Data excerpts
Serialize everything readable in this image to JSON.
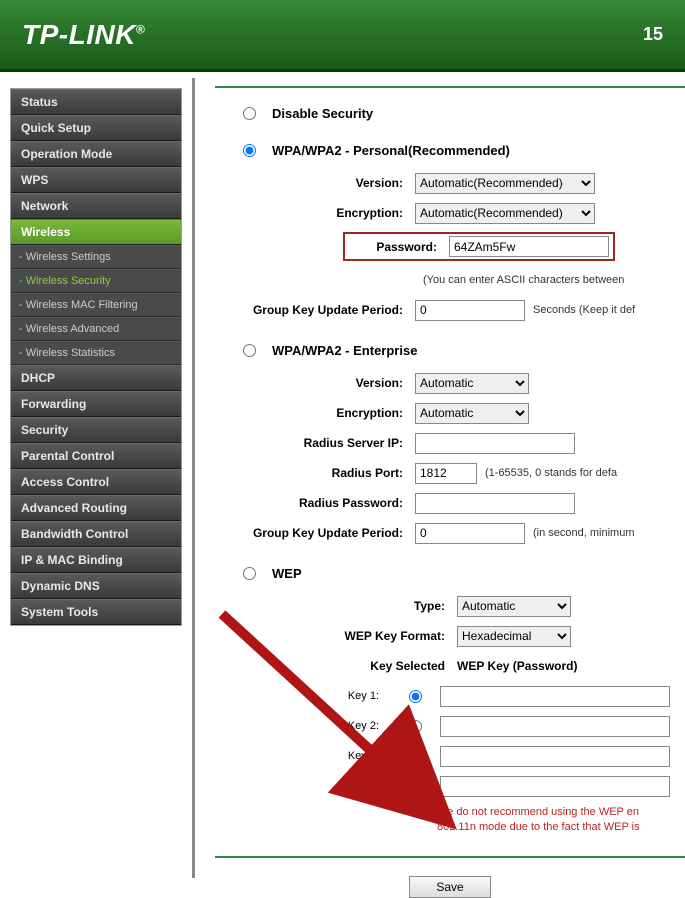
{
  "header": {
    "logo": "TP-LINK",
    "model": "15"
  },
  "sidebar": {
    "items": [
      {
        "label": "Status"
      },
      {
        "label": "Quick Setup"
      },
      {
        "label": "Operation Mode"
      },
      {
        "label": "WPS"
      },
      {
        "label": "Network"
      },
      {
        "label": "Wireless",
        "active": true
      },
      {
        "label": "DHCP"
      },
      {
        "label": "Forwarding"
      },
      {
        "label": "Security"
      },
      {
        "label": "Parental Control"
      },
      {
        "label": "Access Control"
      },
      {
        "label": "Advanced Routing"
      },
      {
        "label": "Bandwidth Control"
      },
      {
        "label": "IP & MAC Binding"
      },
      {
        "label": "Dynamic DNS"
      },
      {
        "label": "System Tools"
      }
    ],
    "subs": [
      {
        "label": "- Wireless Settings"
      },
      {
        "label": "- Wireless Security",
        "active": true
      },
      {
        "label": "- Wireless MAC Filtering"
      },
      {
        "label": "- Wireless Advanced"
      },
      {
        "label": "- Wireless Statistics"
      }
    ]
  },
  "security": {
    "disable_label": "Disable Security",
    "wpa_personal": {
      "title": "WPA/WPA2 - Personal(Recommended)",
      "version_label": "Version:",
      "version_value": "Automatic(Recommended)",
      "encryption_label": "Encryption:",
      "encryption_value": "Automatic(Recommended)",
      "password_label": "Password:",
      "password_value": "64ZAm5Fw",
      "password_hint": "(You can enter ASCII characters between",
      "gkup_label": "Group Key Update Period:",
      "gkup_value": "0",
      "gkup_hint": "Seconds (Keep it def"
    },
    "wpa_ent": {
      "title": "WPA/WPA2 - Enterprise",
      "version_label": "Version:",
      "version_value": "Automatic",
      "encryption_label": "Encryption:",
      "encryption_value": "Automatic",
      "radius_ip_label": "Radius Server IP:",
      "radius_ip_value": "",
      "radius_port_label": "Radius Port:",
      "radius_port_value": "1812",
      "radius_port_hint": "(1-65535, 0 stands for defa",
      "radius_pw_label": "Radius Password:",
      "radius_pw_value": "",
      "gkup_label": "Group Key Update Period:",
      "gkup_value": "0",
      "gkup_hint": "(in second, minimum"
    },
    "wep": {
      "title": "WEP",
      "type_label": "Type:",
      "type_value": "Automatic",
      "format_label": "WEP Key Format:",
      "format_value": "Hexadecimal",
      "key_selected": "Key Selected",
      "wep_key_header": "WEP Key (Password)",
      "keys": [
        {
          "label": "Key 1:"
        },
        {
          "label": "Key 2:"
        },
        {
          "label": "Key 3:"
        },
        {
          "label": "Key 4:"
        }
      ],
      "warning": "We do not recommend using the WEP en\n802.11n mode due to the fact that WEP is"
    },
    "save": "Save"
  }
}
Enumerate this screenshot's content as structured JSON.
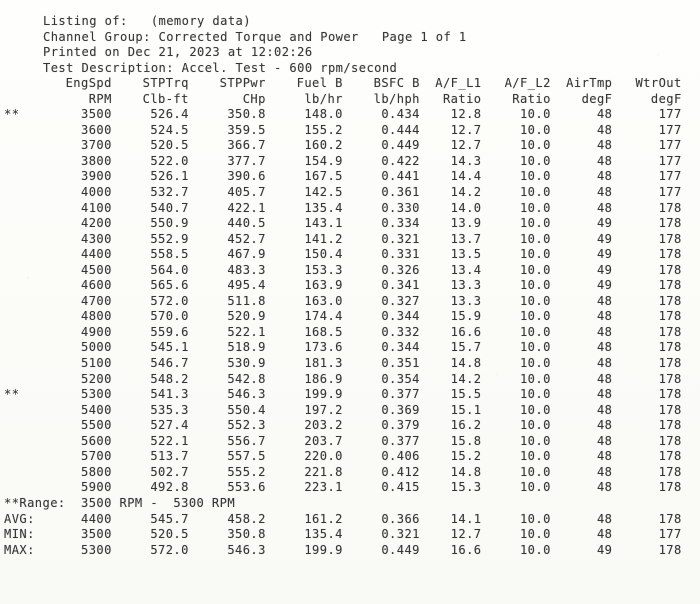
{
  "report": {
    "listing_label": "Listing of:",
    "listing_value": "(memory data)",
    "channel_group_label": "Channel Group:",
    "channel_group_value": "Corrected Torque and Power",
    "page_label": "Page 1 of 1",
    "printed_label": "Printed on",
    "printed_value": "Dec 21, 2023 at 12:02:26",
    "test_description_label": "Test Description:",
    "test_description_value": "Accel. Test - 600 rpm/second"
  },
  "columns": [
    {
      "name": "EngSpd",
      "unit": "RPM"
    },
    {
      "name": "STPTrq",
      "unit": "Clb-ft"
    },
    {
      "name": "STPPwr",
      "unit": "CHp"
    },
    {
      "name": "Fuel B",
      "unit": "lb/hr"
    },
    {
      "name": "BSFC B",
      "unit": "lb/hph"
    },
    {
      "name": "A/F_L1",
      "unit": "Ratio"
    },
    {
      "name": "A/F_L2",
      "unit": "Ratio"
    },
    {
      "name": "AirTmp",
      "unit": "degF"
    },
    {
      "name": "WtrOut",
      "unit": "degF"
    }
  ],
  "marker": "**",
  "rows": [
    {
      "marked": true,
      "EngSpd": "3500",
      "STPTrq": "526.4",
      "STPPwr": "350.8",
      "FuelB": "148.0",
      "BSFCB": "0.434",
      "AF_L1": "12.8",
      "AF_L2": "10.0",
      "AirTmp": "48",
      "WtrOut": "177"
    },
    {
      "marked": false,
      "EngSpd": "3600",
      "STPTrq": "524.5",
      "STPPwr": "359.5",
      "FuelB": "155.2",
      "BSFCB": "0.444",
      "AF_L1": "12.7",
      "AF_L2": "10.0",
      "AirTmp": "48",
      "WtrOut": "177"
    },
    {
      "marked": false,
      "EngSpd": "3700",
      "STPTrq": "520.5",
      "STPPwr": "366.7",
      "FuelB": "160.2",
      "BSFCB": "0.449",
      "AF_L1": "12.7",
      "AF_L2": "10.0",
      "AirTmp": "48",
      "WtrOut": "177"
    },
    {
      "marked": false,
      "EngSpd": "3800",
      "STPTrq": "522.0",
      "STPPwr": "377.7",
      "FuelB": "154.9",
      "BSFCB": "0.422",
      "AF_L1": "14.3",
      "AF_L2": "10.0",
      "AirTmp": "48",
      "WtrOut": "177"
    },
    {
      "marked": false,
      "EngSpd": "3900",
      "STPTrq": "526.1",
      "STPPwr": "390.6",
      "FuelB": "167.5",
      "BSFCB": "0.441",
      "AF_L1": "14.4",
      "AF_L2": "10.0",
      "AirTmp": "48",
      "WtrOut": "177"
    },
    {
      "marked": false,
      "EngSpd": "4000",
      "STPTrq": "532.7",
      "STPPwr": "405.7",
      "FuelB": "142.5",
      "BSFCB": "0.361",
      "AF_L1": "14.2",
      "AF_L2": "10.0",
      "AirTmp": "48",
      "WtrOut": "177"
    },
    {
      "marked": false,
      "EngSpd": "4100",
      "STPTrq": "540.7",
      "STPPwr": "422.1",
      "FuelB": "135.4",
      "BSFCB": "0.330",
      "AF_L1": "14.0",
      "AF_L2": "10.0",
      "AirTmp": "48",
      "WtrOut": "178"
    },
    {
      "marked": false,
      "EngSpd": "4200",
      "STPTrq": "550.9",
      "STPPwr": "440.5",
      "FuelB": "143.1",
      "BSFCB": "0.334",
      "AF_L1": "13.9",
      "AF_L2": "10.0",
      "AirTmp": "49",
      "WtrOut": "178"
    },
    {
      "marked": false,
      "EngSpd": "4300",
      "STPTrq": "552.9",
      "STPPwr": "452.7",
      "FuelB": "141.2",
      "BSFCB": "0.321",
      "AF_L1": "13.7",
      "AF_L2": "10.0",
      "AirTmp": "49",
      "WtrOut": "178"
    },
    {
      "marked": false,
      "EngSpd": "4400",
      "STPTrq": "558.5",
      "STPPwr": "467.9",
      "FuelB": "150.4",
      "BSFCB": "0.331",
      "AF_L1": "13.5",
      "AF_L2": "10.0",
      "AirTmp": "49",
      "WtrOut": "178"
    },
    {
      "marked": false,
      "EngSpd": "4500",
      "STPTrq": "564.0",
      "STPPwr": "483.3",
      "FuelB": "153.3",
      "BSFCB": "0.326",
      "AF_L1": "13.4",
      "AF_L2": "10.0",
      "AirTmp": "49",
      "WtrOut": "178"
    },
    {
      "marked": false,
      "EngSpd": "4600",
      "STPTrq": "565.6",
      "STPPwr": "495.4",
      "FuelB": "163.9",
      "BSFCB": "0.341",
      "AF_L1": "13.3",
      "AF_L2": "10.0",
      "AirTmp": "49",
      "WtrOut": "178"
    },
    {
      "marked": false,
      "EngSpd": "4700",
      "STPTrq": "572.0",
      "STPPwr": "511.8",
      "FuelB": "163.0",
      "BSFCB": "0.327",
      "AF_L1": "13.3",
      "AF_L2": "10.0",
      "AirTmp": "48",
      "WtrOut": "178"
    },
    {
      "marked": false,
      "EngSpd": "4800",
      "STPTrq": "570.0",
      "STPPwr": "520.9",
      "FuelB": "174.4",
      "BSFCB": "0.344",
      "AF_L1": "15.9",
      "AF_L2": "10.0",
      "AirTmp": "48",
      "WtrOut": "178"
    },
    {
      "marked": false,
      "EngSpd": "4900",
      "STPTrq": "559.6",
      "STPPwr": "522.1",
      "FuelB": "168.5",
      "BSFCB": "0.332",
      "AF_L1": "16.6",
      "AF_L2": "10.0",
      "AirTmp": "48",
      "WtrOut": "178"
    },
    {
      "marked": false,
      "EngSpd": "5000",
      "STPTrq": "545.1",
      "STPPwr": "518.9",
      "FuelB": "173.6",
      "BSFCB": "0.344",
      "AF_L1": "15.7",
      "AF_L2": "10.0",
      "AirTmp": "48",
      "WtrOut": "178"
    },
    {
      "marked": false,
      "EngSpd": "5100",
      "STPTrq": "546.7",
      "STPPwr": "530.9",
      "FuelB": "181.3",
      "BSFCB": "0.351",
      "AF_L1": "14.8",
      "AF_L2": "10.0",
      "AirTmp": "48",
      "WtrOut": "178"
    },
    {
      "marked": false,
      "EngSpd": "5200",
      "STPTrq": "548.2",
      "STPPwr": "542.8",
      "FuelB": "186.9",
      "BSFCB": "0.354",
      "AF_L1": "14.2",
      "AF_L2": "10.0",
      "AirTmp": "48",
      "WtrOut": "178"
    },
    {
      "marked": true,
      "EngSpd": "5300",
      "STPTrq": "541.3",
      "STPPwr": "546.3",
      "FuelB": "199.9",
      "BSFCB": "0.377",
      "AF_L1": "15.5",
      "AF_L2": "10.0",
      "AirTmp": "48",
      "WtrOut": "178"
    },
    {
      "marked": false,
      "EngSpd": "5400",
      "STPTrq": "535.3",
      "STPPwr": "550.4",
      "FuelB": "197.2",
      "BSFCB": "0.369",
      "AF_L1": "15.1",
      "AF_L2": "10.0",
      "AirTmp": "48",
      "WtrOut": "178"
    },
    {
      "marked": false,
      "EngSpd": "5500",
      "STPTrq": "527.4",
      "STPPwr": "552.3",
      "FuelB": "203.2",
      "BSFCB": "0.379",
      "AF_L1": "16.2",
      "AF_L2": "10.0",
      "AirTmp": "48",
      "WtrOut": "178"
    },
    {
      "marked": false,
      "EngSpd": "5600",
      "STPTrq": "522.1",
      "STPPwr": "556.7",
      "FuelB": "203.7",
      "BSFCB": "0.377",
      "AF_L1": "15.8",
      "AF_L2": "10.0",
      "AirTmp": "48",
      "WtrOut": "178"
    },
    {
      "marked": false,
      "EngSpd": "5700",
      "STPTrq": "513.7",
      "STPPwr": "557.5",
      "FuelB": "220.0",
      "BSFCB": "0.406",
      "AF_L1": "15.2",
      "AF_L2": "10.0",
      "AirTmp": "48",
      "WtrOut": "178"
    },
    {
      "marked": false,
      "EngSpd": "5800",
      "STPTrq": "502.7",
      "STPPwr": "555.2",
      "FuelB": "221.8",
      "BSFCB": "0.412",
      "AF_L1": "14.8",
      "AF_L2": "10.0",
      "AirTmp": "48",
      "WtrOut": "178"
    },
    {
      "marked": false,
      "EngSpd": "5900",
      "STPTrq": "492.8",
      "STPPwr": "553.6",
      "FuelB": "223.1",
      "BSFCB": "0.415",
      "AF_L1": "15.3",
      "AF_L2": "10.0",
      "AirTmp": "48",
      "WtrOut": "178"
    }
  ],
  "summary": {
    "range_label": "**Range:",
    "range_from": "3500 RPM",
    "range_dash": "-",
    "range_to": "5300 RPM",
    "stats": [
      {
        "label": "AVG:",
        "EngSpd": "4400",
        "STPTrq": "545.7",
        "STPPwr": "458.2",
        "FuelB": "161.2",
        "BSFCB": "0.366",
        "AF_L1": "14.1",
        "AF_L2": "10.0",
        "AirTmp": "48",
        "WtrOut": "178"
      },
      {
        "label": "MIN:",
        "EngSpd": "3500",
        "STPTrq": "520.5",
        "STPPwr": "350.8",
        "FuelB": "135.4",
        "BSFCB": "0.321",
        "AF_L1": "12.7",
        "AF_L2": "10.0",
        "AirTmp": "48",
        "WtrOut": "177"
      },
      {
        "label": "MAX:",
        "EngSpd": "5300",
        "STPTrq": "572.0",
        "STPPwr": "546.3",
        "FuelB": "199.9",
        "BSFCB": "0.449",
        "AF_L1": "16.6",
        "AF_L2": "10.0",
        "AirTmp": "49",
        "WtrOut": "178"
      }
    ]
  }
}
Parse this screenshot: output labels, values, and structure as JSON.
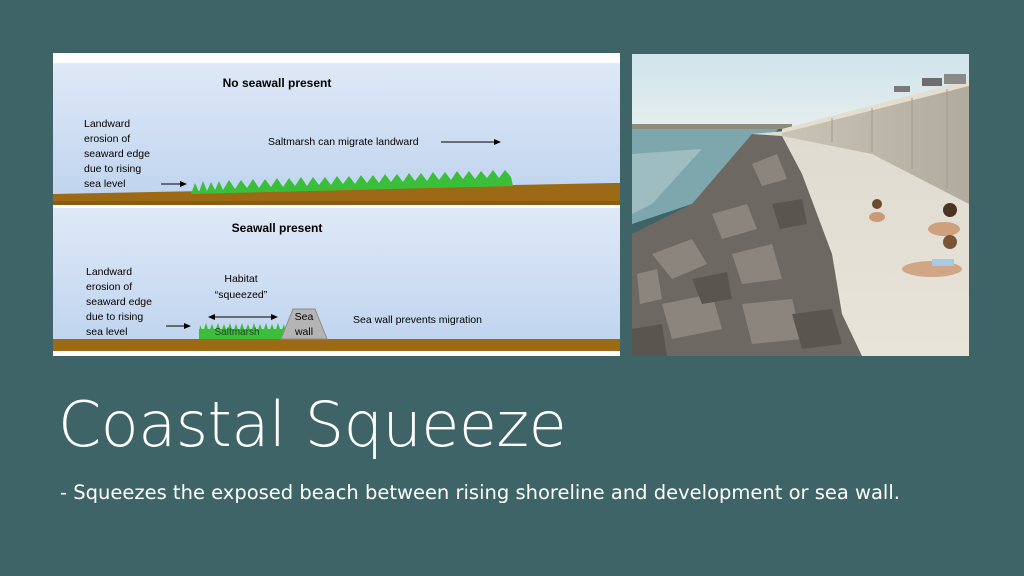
{
  "diagram": {
    "top_panel": {
      "heading": "No seawall present",
      "erosion_lines": [
        "Landward",
        "erosion of",
        "seaward edge",
        "due to rising",
        "sea level"
      ],
      "migrate_label": "Saltmarsh can migrate landward"
    },
    "bottom_panel": {
      "heading": "Seawall present",
      "erosion_lines": [
        "Landward",
        "erosion of",
        "seaward edge",
        "due to rising",
        "sea level"
      ],
      "habitat_lines": [
        "Habitat",
        "“squeezed”"
      ],
      "saltmarsh_label": "Saltmarsh",
      "wall_lines": [
        "Sea",
        "wall"
      ],
      "prevents_label": "Sea wall prevents migration"
    },
    "colors": {
      "sky": "#c9daf1",
      "ground": "#9c6a14",
      "grass": "#3bbf3b",
      "wall": "#b4b4b4"
    }
  },
  "photo": {
    "description_icon": "beach-seawall-photo"
  },
  "slide": {
    "title": "Coastal Squeeze",
    "subtitle": "- Squeezes the exposed beach between rising shoreline and development or sea wall."
  }
}
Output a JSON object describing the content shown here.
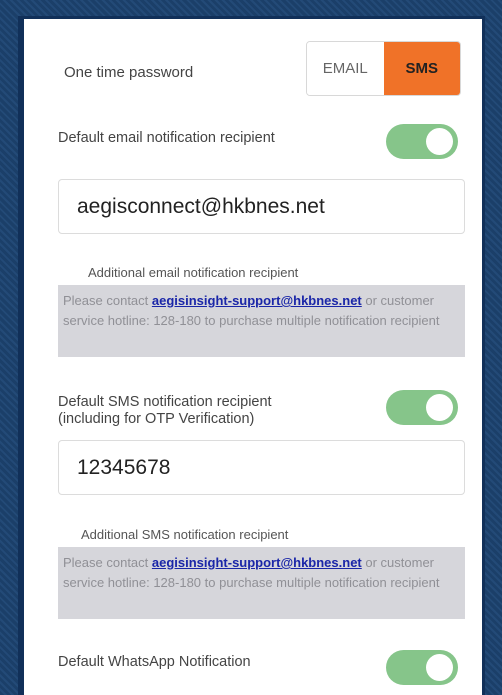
{
  "otp": {
    "label": "One time password",
    "options": [
      "EMAIL",
      "SMS"
    ],
    "selected": "SMS"
  },
  "email": {
    "default_label": "Default email notification recipient",
    "toggle_on": true,
    "value": "aegisconnect@hkbnes.net",
    "additional_label": "Additional email notification recipient",
    "note_prefix": "Please contact ",
    "note_link": "aegisinsight-support@hkbnes.net",
    "note_suffix": " or customer service hotline: 128-180 to purchase multiple notification recipient"
  },
  "sms": {
    "default_label_line1": "Default SMS notification recipient",
    "default_label_line2": "(including for OTP Verification)",
    "toggle_on": true,
    "value": "12345678",
    "additional_label": "Additional SMS notification recipient",
    "note_prefix": "Please contact ",
    "note_link": "aegisinsight-support@hkbnes.net",
    "note_suffix": " or customer service hotline: 128-180 to purchase multiple notification recipient"
  },
  "whatsapp": {
    "default_label": "Default WhatsApp Notification",
    "toggle_on": true
  },
  "colors": {
    "accent": "#f07228",
    "toggle": "#86c58a",
    "frame": "#113059",
    "link": "#1a26a8"
  }
}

» **AIM**:
From the listing above, copy every line that holds the string "Saltmarsh".

» **RESPONSE**:
      "migrate_label": "Saltmarsh can migrate landward"
      "saltmarsh_label": "Saltmarsh",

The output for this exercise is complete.